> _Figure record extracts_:
-- -- --

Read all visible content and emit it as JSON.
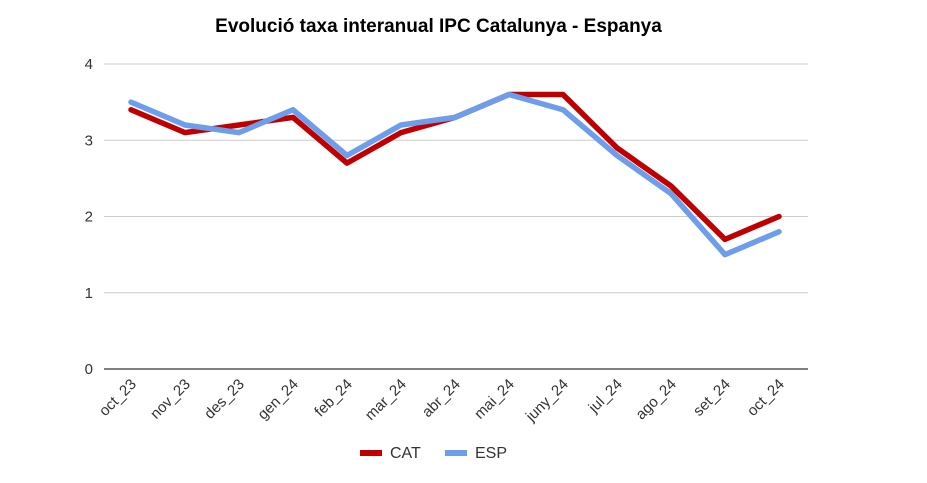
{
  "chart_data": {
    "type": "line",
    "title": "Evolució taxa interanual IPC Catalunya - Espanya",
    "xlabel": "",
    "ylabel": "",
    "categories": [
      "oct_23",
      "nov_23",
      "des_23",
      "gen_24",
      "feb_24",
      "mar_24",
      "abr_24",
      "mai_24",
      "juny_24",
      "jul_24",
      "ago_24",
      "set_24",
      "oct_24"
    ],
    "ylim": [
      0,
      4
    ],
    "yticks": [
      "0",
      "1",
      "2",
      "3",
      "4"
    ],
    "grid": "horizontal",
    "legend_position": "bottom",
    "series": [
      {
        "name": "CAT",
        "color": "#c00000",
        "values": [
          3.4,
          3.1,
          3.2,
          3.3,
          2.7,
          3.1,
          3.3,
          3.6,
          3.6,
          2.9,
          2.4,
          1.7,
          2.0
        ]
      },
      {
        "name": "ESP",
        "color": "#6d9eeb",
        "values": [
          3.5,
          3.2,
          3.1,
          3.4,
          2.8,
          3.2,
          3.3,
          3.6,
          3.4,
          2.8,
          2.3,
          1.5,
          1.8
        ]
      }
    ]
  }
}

-- -- --

> _Task goal_:
Transcribe the listing above verbatim. Omit the pictures.

> _Response_:
Read all visible content and emit it as JSON.
{
  "chart_data": {
    "type": "line",
    "title": "Evolució taxa interanual IPC Catalunya - Espanya",
    "xlabel": "",
    "ylabel": "",
    "categories": [
      "oct_23",
      "nov_23",
      "des_23",
      "gen_24",
      "feb_24",
      "mar_24",
      "abr_24",
      "mai_24",
      "juny_24",
      "jul_24",
      "ago_24",
      "set_24",
      "oct_24"
    ],
    "ylim": [
      0,
      4
    ],
    "yticks": [
      "0",
      "1",
      "2",
      "3",
      "4"
    ],
    "grid": "horizontal",
    "legend_position": "bottom",
    "series": [
      {
        "name": "CAT",
        "color": "#c00000",
        "values": [
          3.4,
          3.1,
          3.2,
          3.3,
          2.7,
          3.1,
          3.3,
          3.6,
          3.6,
          2.9,
          2.4,
          1.7,
          2.0
        ]
      },
      {
        "name": "ESP",
        "color": "#6d9eeb",
        "values": [
          3.5,
          3.2,
          3.1,
          3.4,
          2.8,
          3.2,
          3.3,
          3.6,
          3.4,
          2.8,
          2.3,
          1.5,
          1.8
        ]
      }
    ]
  }
}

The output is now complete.